REQUIRED WORK
Return all of the data exactly as given.

** Begin DATA SHOWN **

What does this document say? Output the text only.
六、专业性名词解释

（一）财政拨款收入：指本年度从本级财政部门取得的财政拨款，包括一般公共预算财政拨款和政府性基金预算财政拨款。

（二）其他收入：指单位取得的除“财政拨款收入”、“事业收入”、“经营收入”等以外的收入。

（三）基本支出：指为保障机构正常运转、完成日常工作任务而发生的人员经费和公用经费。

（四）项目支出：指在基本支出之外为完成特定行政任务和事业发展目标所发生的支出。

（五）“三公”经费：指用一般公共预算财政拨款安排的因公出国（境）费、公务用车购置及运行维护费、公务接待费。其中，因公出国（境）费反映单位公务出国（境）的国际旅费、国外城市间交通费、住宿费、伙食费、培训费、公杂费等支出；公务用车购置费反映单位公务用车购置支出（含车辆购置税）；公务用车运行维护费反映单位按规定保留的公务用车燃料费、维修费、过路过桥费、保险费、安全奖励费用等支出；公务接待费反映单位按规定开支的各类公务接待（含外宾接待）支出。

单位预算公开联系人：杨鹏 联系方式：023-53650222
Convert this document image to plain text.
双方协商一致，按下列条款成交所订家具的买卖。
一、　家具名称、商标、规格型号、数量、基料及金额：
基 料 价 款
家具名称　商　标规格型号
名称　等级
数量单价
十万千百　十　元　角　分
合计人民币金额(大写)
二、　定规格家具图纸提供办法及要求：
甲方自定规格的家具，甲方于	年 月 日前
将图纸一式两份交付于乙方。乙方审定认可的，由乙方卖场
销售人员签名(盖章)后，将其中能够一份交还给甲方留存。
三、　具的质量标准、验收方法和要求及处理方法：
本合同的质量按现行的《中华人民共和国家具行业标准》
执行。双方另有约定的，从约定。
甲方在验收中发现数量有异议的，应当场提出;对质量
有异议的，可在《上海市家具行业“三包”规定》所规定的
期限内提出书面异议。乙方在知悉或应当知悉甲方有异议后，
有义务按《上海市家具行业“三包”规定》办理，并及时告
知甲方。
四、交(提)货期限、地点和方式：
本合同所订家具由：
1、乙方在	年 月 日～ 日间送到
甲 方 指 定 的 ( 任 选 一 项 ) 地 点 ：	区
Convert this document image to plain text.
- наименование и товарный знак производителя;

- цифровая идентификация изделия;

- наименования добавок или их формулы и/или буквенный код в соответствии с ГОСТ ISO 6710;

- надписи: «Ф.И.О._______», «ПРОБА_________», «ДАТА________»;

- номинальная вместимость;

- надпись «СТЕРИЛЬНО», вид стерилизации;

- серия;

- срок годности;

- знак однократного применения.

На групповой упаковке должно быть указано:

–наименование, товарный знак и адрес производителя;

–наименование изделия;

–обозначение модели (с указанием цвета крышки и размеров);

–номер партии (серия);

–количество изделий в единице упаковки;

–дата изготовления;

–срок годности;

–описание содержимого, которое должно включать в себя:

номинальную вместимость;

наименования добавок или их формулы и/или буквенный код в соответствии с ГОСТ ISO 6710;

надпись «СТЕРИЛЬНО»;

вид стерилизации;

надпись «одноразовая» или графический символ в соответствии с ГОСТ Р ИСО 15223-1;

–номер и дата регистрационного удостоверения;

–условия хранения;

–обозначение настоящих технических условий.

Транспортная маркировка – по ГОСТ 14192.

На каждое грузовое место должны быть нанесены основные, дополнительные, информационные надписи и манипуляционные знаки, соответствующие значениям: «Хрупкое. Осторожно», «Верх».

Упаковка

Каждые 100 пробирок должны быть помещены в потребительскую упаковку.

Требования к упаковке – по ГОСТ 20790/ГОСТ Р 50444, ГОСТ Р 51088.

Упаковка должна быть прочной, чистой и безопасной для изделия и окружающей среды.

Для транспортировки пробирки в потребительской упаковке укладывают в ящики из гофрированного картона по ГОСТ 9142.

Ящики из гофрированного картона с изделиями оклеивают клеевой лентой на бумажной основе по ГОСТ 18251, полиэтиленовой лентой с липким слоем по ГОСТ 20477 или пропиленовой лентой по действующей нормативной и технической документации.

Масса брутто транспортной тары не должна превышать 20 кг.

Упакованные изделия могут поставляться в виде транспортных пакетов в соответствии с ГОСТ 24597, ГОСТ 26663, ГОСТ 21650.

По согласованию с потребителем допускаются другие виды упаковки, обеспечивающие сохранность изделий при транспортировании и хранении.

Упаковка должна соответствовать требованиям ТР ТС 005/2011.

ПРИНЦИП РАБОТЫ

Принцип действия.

** End DATA SHOWN **

SOLVED PROBLEM
What does this document say? Output the text only.
六、专业性名词解释

（一）财政拨款收入：指本年度从本级财政部门取得的财政拨款，包括一般公共预算财政拨款和政府性基金预算财政拨款。

（二）其他收入：指单位取得的除“财政拨款收入”、“事业收入”、“经营收入”等以外的收入。

（三）基本支出：指为保障机构正常运转、完成日常工作任务而发生的人员经费和公用经费。

（四）项目支出：指在基本支出之外为完成特定行政任务和事业发展目标所发生的支出。

（五）“三公”经费：指用一般公共预算财政拨款安排的因公出国（境）费、公务用车购置及运行维护费、公务接待费。其中，因公出国（境）费反映单位公务出国（境）的国际旅费、国外城市间交通费、住宿费、伙食费、培训费、公杂费等支出；公务用车购置费反映单位公务用车购置支出（含车辆购置税）；公务用车运行维护费反映单位按规定保留的公务用车燃料费、维修费、过路过桥费、保险费、安全奖励费用等支出；公务接待费反映单位按规定开支的各类公务接待（含外宾接待）支出。

单位预算公开联系人：杨鹏 联系方式：023-53650222
Convert this document image to plain text.
双方协商一致，按下列条款成交所订家具的买卖。
一、　家具名称、商标、规格型号、数量、基料及金额：
基 料 价 款
家具名称　商　标规格型号
名称　等级
数量单价
十万千百　十　元　角　分
合计人民币金额(大写)
二、　定规格家具图纸提供办法及要求：
甲方自定规格的家具，甲方于	年 月 日前
将图纸一式两份交付于乙方。乙方审定认可的，由乙方卖场
销售人员签名(盖章)后，将其中能够一份交还给甲方留存。
三、　具的质量标准、验收方法和要求及处理方法：
本合同的质量按现行的《中华人民共和国家具行业标准》
执行。双方另有约定的，从约定。
甲方在验收中发现数量有异议的，应当场提出;对质量
有异议的，可在《上海市家具行业“三包”规定》所规定的
期限内提出书面异议。乙方在知悉或应当知悉甲方有异议后，
有义务按《上海市家具行业“三包”规定》办理，并及时告
知甲方。
四、交(提)货期限、地点和方式：
本合同所订家具由：
1、乙方在	年 月 日～ 日间送到
甲 方 指 定 的 ( 任 选 一 项 ) 地 点 ：	区
Convert this document image to plain text.
- наименование и товарный знак производителя;

- цифровая идентификация изделия;

- наименования добавок или их формулы и/или буквенный код в соответствии с ГОСТ ISO 6710;

- надписи: «Ф.И.О._______», «ПРОБА_________», «ДАТА________»;

- номинальная вместимость;

- надпись «СТЕРИЛЬНО», вид стерилизации;

- серия;

- срок годности;

- знак однократного применения.

На групповой упаковке должно быть указано:

–наименование, товарный знак и адрес производителя;

–наименование изделия;

–обозначение модели (с указанием цвета крышки и размеров);

–номер партии (серия);

–количество изделий в единице упаковки;

–дата изготовления;

–срок годности;

–описание содержимого, которое должно включать в себя:

номинальную вместимость;

наименования добавок или их формулы и/или буквенный код в соответствии с ГОСТ ISO 6710;

надпись «СТЕРИЛЬНО»;

вид стерилизации;

надпись «одноразовая» или графический символ в соответствии с ГОСТ Р ИСО 15223-1;

–номер и дата регистрационного удостоверения;

–условия хранения;

–обозначение настоящих технических условий.

Транспортная маркировка – по ГОСТ 14192.

На каждое грузовое место должны быть нанесены основные, дополнительные, информационные надписи и манипуляционные знаки, соответствующие значениям: «Хрупкое. Осторожно», «Верх».

Упаковка

Каждые 100 пробирок должны быть помещены в потребительскую упаковку.

Требования к упаковке – по ГОСТ 20790/ГОСТ Р 50444, ГОСТ Р 51088.

Упаковка должна быть прочной, чистой и безопасной для изделия и окружающей среды.

Для транспортировки пробирки в потребительской упаковке укладывают в ящики из гофрированного картона по ГОСТ 9142.

Ящики из гофрированного картона с изделиями оклеивают клеевой лентой на бумажной основе по ГОСТ 18251, полиэтиленовой лентой с липким слоем по ГОСТ 20477 или пропиленовой лентой по действующей нормативной и технической документации.

Масса брутто транспортной тары не должна превышать 20 кг.

Упакованные изделия могут поставляться в виде транспортных пакетов в соответствии с ГОСТ 24597, ГОСТ 26663, ГОСТ 21650.

По согласованию с потребителем допускаются другие виды упаковки, обеспечивающие сохранность изделий при транспортировании и хранении.

Упаковка должна соответствовать требованиям ТР ТС 005/2011.

ПРИНЦИП РАБОТЫ

Принцип действия.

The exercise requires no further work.